(Records from a data source)
* * *

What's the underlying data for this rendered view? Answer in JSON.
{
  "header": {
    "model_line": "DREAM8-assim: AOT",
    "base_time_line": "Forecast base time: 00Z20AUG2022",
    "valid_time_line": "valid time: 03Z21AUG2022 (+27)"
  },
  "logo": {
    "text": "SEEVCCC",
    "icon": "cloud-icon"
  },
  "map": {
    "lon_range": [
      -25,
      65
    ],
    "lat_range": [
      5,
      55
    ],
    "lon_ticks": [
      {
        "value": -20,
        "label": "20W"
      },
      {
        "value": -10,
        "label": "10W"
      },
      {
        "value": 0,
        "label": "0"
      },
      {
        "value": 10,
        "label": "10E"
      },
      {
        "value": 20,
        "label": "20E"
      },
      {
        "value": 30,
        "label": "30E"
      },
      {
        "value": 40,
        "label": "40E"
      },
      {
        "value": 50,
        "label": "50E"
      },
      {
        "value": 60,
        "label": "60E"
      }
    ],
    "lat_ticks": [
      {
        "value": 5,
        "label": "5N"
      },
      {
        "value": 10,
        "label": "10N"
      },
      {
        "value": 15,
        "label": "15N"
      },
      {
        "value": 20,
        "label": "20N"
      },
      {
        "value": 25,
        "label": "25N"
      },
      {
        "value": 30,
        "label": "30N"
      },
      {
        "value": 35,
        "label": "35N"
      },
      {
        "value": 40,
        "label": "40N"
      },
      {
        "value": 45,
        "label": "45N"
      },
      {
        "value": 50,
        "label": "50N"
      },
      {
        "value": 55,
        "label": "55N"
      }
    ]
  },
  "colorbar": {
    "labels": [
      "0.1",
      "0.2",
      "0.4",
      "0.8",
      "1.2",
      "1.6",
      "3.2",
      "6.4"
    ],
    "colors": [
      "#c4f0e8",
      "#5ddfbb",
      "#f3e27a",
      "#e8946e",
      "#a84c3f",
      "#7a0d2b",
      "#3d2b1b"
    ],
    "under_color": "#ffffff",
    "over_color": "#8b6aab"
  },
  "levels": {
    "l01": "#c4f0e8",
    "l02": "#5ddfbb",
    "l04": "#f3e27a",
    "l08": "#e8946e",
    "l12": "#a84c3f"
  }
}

* * *

> What is needed: Each record must be repeated exactly as it is.

> Written solution:
What's the underlying data for this rendered view? Answer in JSON.
{
  "header": {
    "model_line": "DREAM8-assim: AOT",
    "base_time_line": "Forecast base time: 00Z20AUG2022",
    "valid_time_line": "valid time: 03Z21AUG2022 (+27)"
  },
  "logo": {
    "text": "SEEVCCC",
    "icon": "cloud-icon"
  },
  "map": {
    "lon_range": [
      -25,
      65
    ],
    "lat_range": [
      5,
      55
    ],
    "lon_ticks": [
      {
        "value": -20,
        "label": "20W"
      },
      {
        "value": -10,
        "label": "10W"
      },
      {
        "value": 0,
        "label": "0"
      },
      {
        "value": 10,
        "label": "10E"
      },
      {
        "value": 20,
        "label": "20E"
      },
      {
        "value": 30,
        "label": "30E"
      },
      {
        "value": 40,
        "label": "40E"
      },
      {
        "value": 50,
        "label": "50E"
      },
      {
        "value": 60,
        "label": "60E"
      }
    ],
    "lat_ticks": [
      {
        "value": 5,
        "label": "5N"
      },
      {
        "value": 10,
        "label": "10N"
      },
      {
        "value": 15,
        "label": "15N"
      },
      {
        "value": 20,
        "label": "20N"
      },
      {
        "value": 25,
        "label": "25N"
      },
      {
        "value": 30,
        "label": "30N"
      },
      {
        "value": 35,
        "label": "35N"
      },
      {
        "value": 40,
        "label": "40N"
      },
      {
        "value": 45,
        "label": "45N"
      },
      {
        "value": 50,
        "label": "50N"
      },
      {
        "value": 55,
        "label": "55N"
      }
    ]
  },
  "colorbar": {
    "labels": [
      "0.1",
      "0.2",
      "0.4",
      "0.8",
      "1.2",
      "1.6",
      "3.2",
      "6.4"
    ],
    "colors": [
      "#c4f0e8",
      "#5ddfbb",
      "#f3e27a",
      "#e8946e",
      "#a84c3f",
      "#7a0d2b",
      "#3d2b1b"
    ],
    "under_color": "#ffffff",
    "over_color": "#8b6aab"
  },
  "levels": {
    "l01": "#c4f0e8",
    "l02": "#5ddfbb",
    "l04": "#f3e27a",
    "l08": "#e8946e",
    "l12": "#a84c3f"
  }
}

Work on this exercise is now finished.